Aim of the task » Please count the lines in the items below that contain the word "host", and reply with only that number.

Excerpted data »
================================

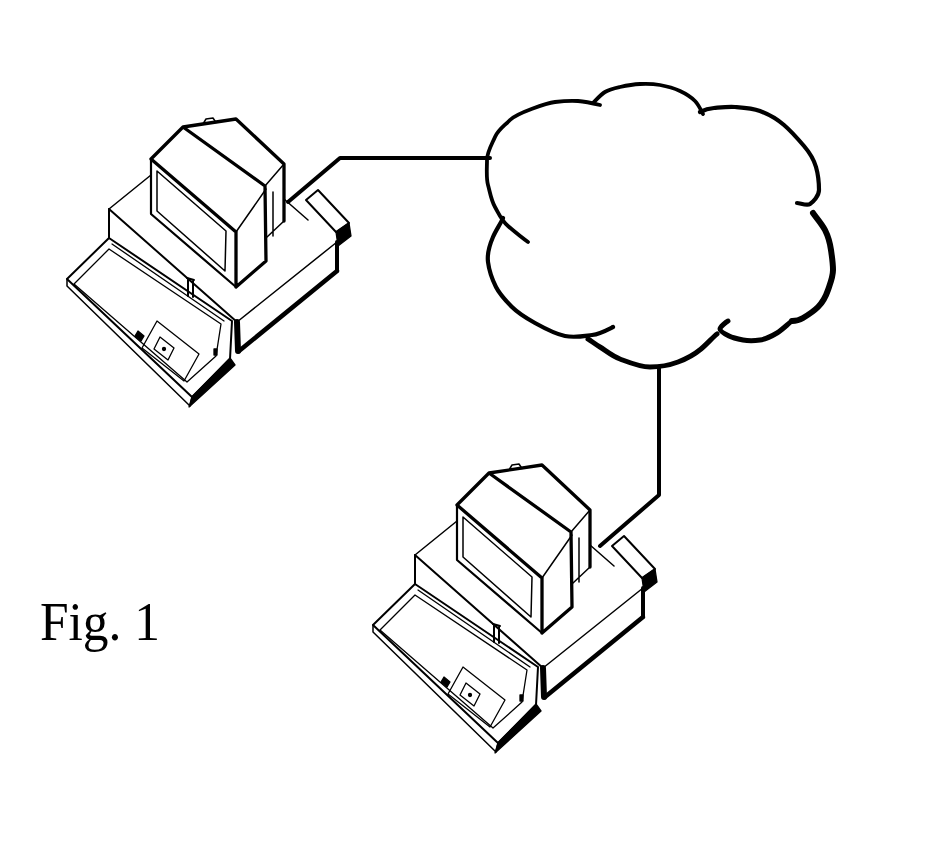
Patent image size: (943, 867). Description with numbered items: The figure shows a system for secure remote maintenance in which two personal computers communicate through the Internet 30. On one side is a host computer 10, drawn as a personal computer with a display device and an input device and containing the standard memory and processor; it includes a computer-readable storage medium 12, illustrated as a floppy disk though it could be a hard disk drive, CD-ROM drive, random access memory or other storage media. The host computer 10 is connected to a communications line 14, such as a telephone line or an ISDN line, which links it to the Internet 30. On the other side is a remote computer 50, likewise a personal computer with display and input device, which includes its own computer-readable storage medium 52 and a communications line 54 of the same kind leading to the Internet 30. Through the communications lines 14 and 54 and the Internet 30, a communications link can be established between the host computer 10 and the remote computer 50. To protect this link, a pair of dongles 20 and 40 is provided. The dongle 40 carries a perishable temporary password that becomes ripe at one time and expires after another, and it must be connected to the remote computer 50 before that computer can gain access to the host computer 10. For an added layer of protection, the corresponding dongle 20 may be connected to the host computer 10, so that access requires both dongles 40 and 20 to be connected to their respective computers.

The host computer 10 is at (183, 126).
The computer-readable storage medium 12 is at (239, 356).
The communications line 14 is at (365, 157).
The dongle 20 is at (346, 230).
The Internet 30 is at (598, 93).
The dongle 40 is at (652, 560).
The remote computer 50 is at (617, 644).
The computer-readable storage medium 52 is at (545, 697).
The communications line 54 is at (659, 475).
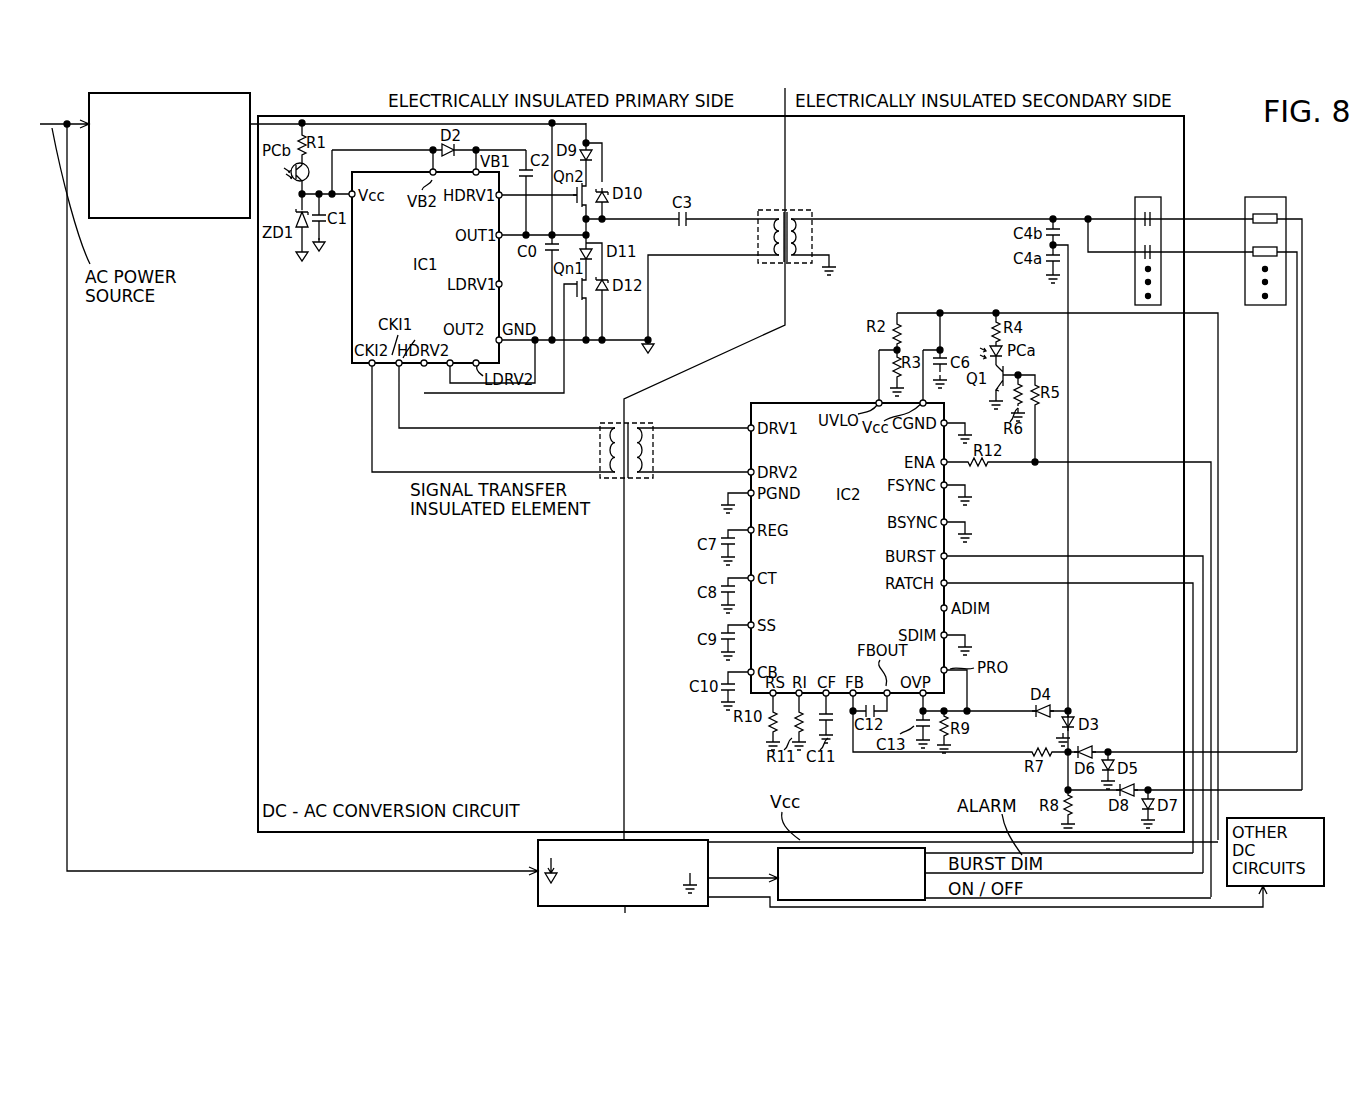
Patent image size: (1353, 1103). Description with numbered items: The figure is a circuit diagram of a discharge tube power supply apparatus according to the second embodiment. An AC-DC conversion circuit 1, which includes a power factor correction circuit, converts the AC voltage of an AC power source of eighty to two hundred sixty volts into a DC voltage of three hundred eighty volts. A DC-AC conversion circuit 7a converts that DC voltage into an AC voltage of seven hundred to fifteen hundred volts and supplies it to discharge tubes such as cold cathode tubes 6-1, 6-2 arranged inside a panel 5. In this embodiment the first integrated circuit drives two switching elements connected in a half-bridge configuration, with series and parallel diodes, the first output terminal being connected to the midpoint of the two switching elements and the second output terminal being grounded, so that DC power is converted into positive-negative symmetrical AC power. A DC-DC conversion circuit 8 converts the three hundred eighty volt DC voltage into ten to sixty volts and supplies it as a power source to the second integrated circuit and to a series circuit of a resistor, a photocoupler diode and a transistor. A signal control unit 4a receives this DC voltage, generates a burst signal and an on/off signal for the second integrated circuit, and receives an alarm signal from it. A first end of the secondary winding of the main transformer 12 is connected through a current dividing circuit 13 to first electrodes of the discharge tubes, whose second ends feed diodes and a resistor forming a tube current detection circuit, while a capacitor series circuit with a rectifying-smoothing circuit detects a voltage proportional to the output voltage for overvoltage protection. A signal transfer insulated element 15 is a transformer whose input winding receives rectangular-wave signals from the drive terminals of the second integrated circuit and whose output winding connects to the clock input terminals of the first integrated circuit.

The AC-DC conversion circuit 1 is at (214, 220).
The signal control unit 4a is at (776, 862).
The panel 5 is at (1241, 225).
The cold cathode tube 6-1 is at (1250, 226).
The cold cathode tube 6-2 is at (1250, 258).
The DC-AC conversion circuit 7a is at (1184, 128).
The DC-DC conversion circuit 8 is at (537, 885).
The main transformer 12 is at (806, 210).
The current dividing circuit 13 is at (1137, 196).
The signal transfer insulated element 15 is at (647, 482).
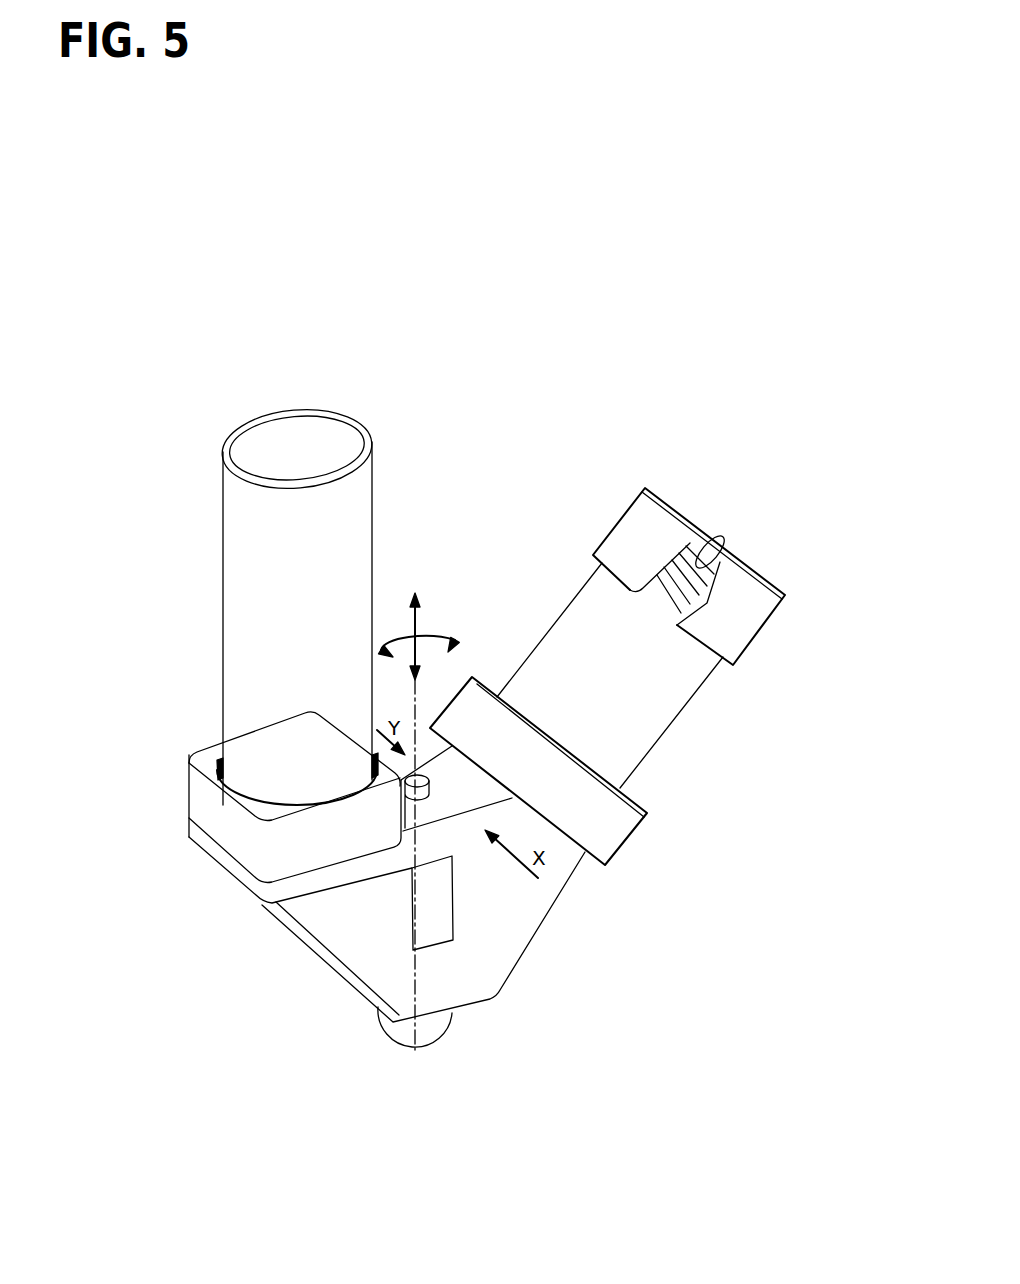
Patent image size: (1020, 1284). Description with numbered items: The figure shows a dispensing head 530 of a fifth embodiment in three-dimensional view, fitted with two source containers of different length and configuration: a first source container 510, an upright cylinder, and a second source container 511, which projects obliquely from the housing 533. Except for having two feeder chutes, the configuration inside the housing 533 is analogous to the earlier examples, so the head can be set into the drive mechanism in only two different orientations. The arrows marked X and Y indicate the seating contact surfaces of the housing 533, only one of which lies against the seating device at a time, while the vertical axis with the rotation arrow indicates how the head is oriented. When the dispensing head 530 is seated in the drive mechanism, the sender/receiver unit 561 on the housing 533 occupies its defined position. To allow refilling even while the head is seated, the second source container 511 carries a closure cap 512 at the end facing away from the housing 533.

The first source container 510 is at (288, 610).
The second source container 511 is at (627, 698).
The closure cap 512 is at (727, 612).
The dispensing head 530 is at (670, 574).
The housing 533 is at (360, 930).
The sender/receiver unit 561 is at (430, 925).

================================

Task response » 2